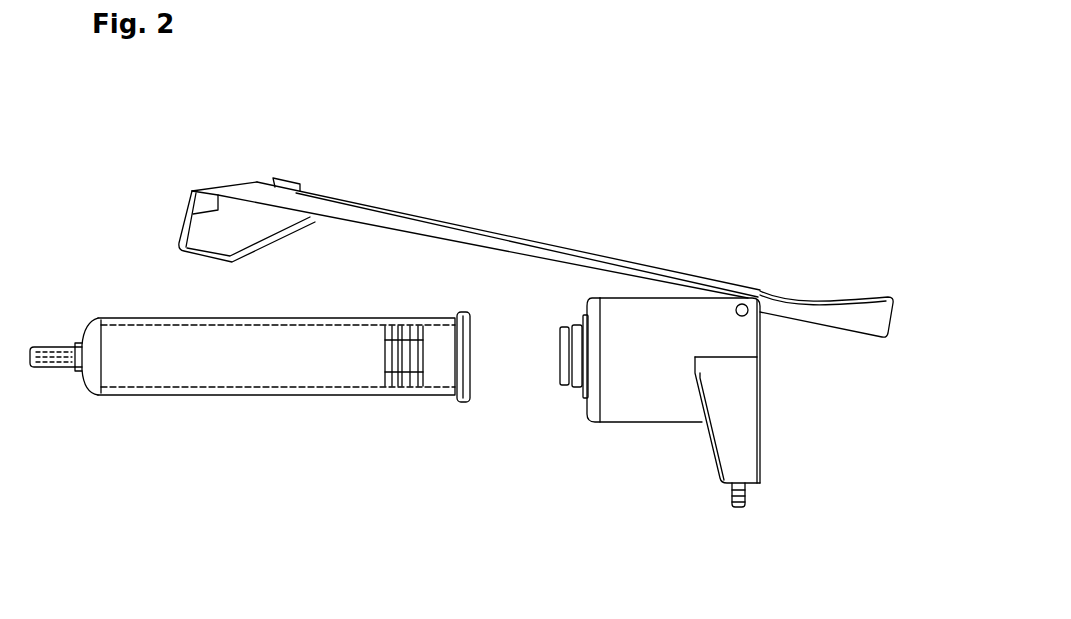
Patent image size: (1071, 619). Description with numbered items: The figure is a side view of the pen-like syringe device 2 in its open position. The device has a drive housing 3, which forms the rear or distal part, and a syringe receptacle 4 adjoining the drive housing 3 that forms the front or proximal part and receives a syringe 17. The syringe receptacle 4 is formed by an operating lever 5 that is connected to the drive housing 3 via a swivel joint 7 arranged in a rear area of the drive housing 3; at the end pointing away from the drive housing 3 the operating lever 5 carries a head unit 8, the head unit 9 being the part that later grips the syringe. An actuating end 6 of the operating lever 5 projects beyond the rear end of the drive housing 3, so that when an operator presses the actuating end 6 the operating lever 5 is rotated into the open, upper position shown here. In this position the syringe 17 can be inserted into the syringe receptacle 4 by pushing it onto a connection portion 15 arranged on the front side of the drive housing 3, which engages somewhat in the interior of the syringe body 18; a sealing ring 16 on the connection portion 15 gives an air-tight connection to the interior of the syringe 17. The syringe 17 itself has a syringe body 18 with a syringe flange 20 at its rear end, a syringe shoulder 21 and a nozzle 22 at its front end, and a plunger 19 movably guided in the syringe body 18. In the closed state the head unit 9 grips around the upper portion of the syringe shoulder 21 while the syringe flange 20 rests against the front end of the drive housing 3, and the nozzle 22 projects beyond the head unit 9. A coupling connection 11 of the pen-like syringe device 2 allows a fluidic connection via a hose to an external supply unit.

The pen-like syringe device 2 is at (632, 141).
The drive housing 3 is at (648, 416).
The syringe receptacle 4 is at (375, 161).
The operating lever 5 is at (462, 232).
The actuating end 6 is at (845, 316).
The swivel joint 7 is at (737, 316).
The head unit 8 is at (293, 176).
The head unit 9 is at (203, 230).
The coupling connection 11 is at (735, 506).
The connection portion 15 is at (563, 350).
The sealing ring 16 is at (575, 386).
The syringe 17 is at (277, 438).
The syringe body 18 is at (190, 388).
The plunger 19 is at (402, 374).
The syringe flange 20 is at (465, 390).
The syringe shoulder 21 is at (83, 388).
The nozzle 22 is at (54, 345).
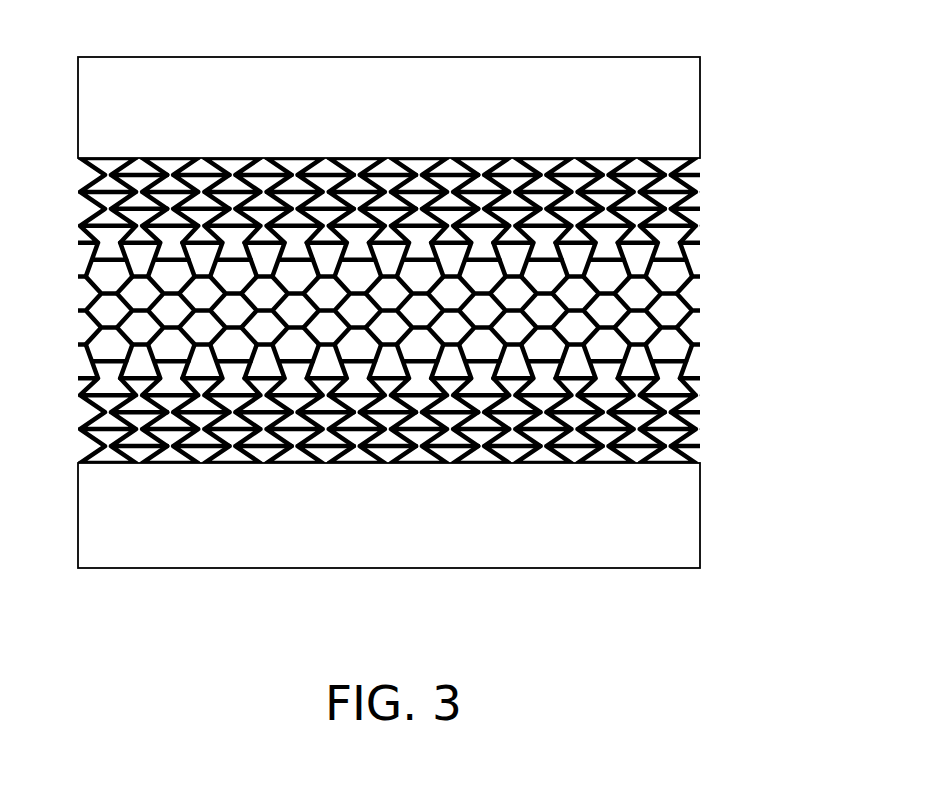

•••

■ **Set problem**: Reproduce verbatim every line from the beginning of the material through the line containing "The syringe receptacle 4 is at (375, 161).", inclusive, leaving out the pictures.

■ **Correct output**:
Patent image size: (1071, 619). Description with numbered items: The figure is a side view of the pen-like syringe device 2 in its open position. The device has a drive housing 3, which forms the rear or distal part, and a syringe receptacle 4 adjoining the drive housing 3 that forms the front or proximal part and receives a syringe 17. The syringe receptacle 4 is formed by an operating lever 5 that is connected to the drive housing 3 via a swivel joint 7 arranged in a rear area of the drive housing 3; at the end pointing away from the drive housing 3 the operating lever 5 carries a head unit 8, the head unit 9 being the part that later grips the syringe. An actuating end 6 of the operating lever 5 projects beyond the rear end of the drive housing 3, so that when an operator presses the actuating end 6 the operating lever 5 is rotated into the open, upper position shown here. In this position the syringe 17 can be inserted into the syringe receptacle 4 by pushing it onto a connection portion 15 arranged on the front side of the drive housing 3, which engages somewhat in the interior of the syringe body 18; a sealing ring 16 on the connection portion 15 gives an air-tight connection to the interior of the syringe 17. The syringe 17 itself has a syringe body 18 with a syringe flange 20 at its rear end, a syringe shoulder 21 and a nozzle 22 at its front end, and a plunger 19 movably guided in the syringe body 18. In the closed state the head unit 9 grips around the upper portion of the syringe shoulder 21 while the syringe flange 20 rests against the front end of the drive housing 3, and the nozzle 22 projects beyond the head unit 9. A coupling connection 11 of the pen-like syringe device 2 allows a fluidic connection via a hose to an external supply unit.

The pen-like syringe device 2 is at (632, 141).
The drive housing 3 is at (648, 416).
The syringe receptacle 4 is at (375, 161).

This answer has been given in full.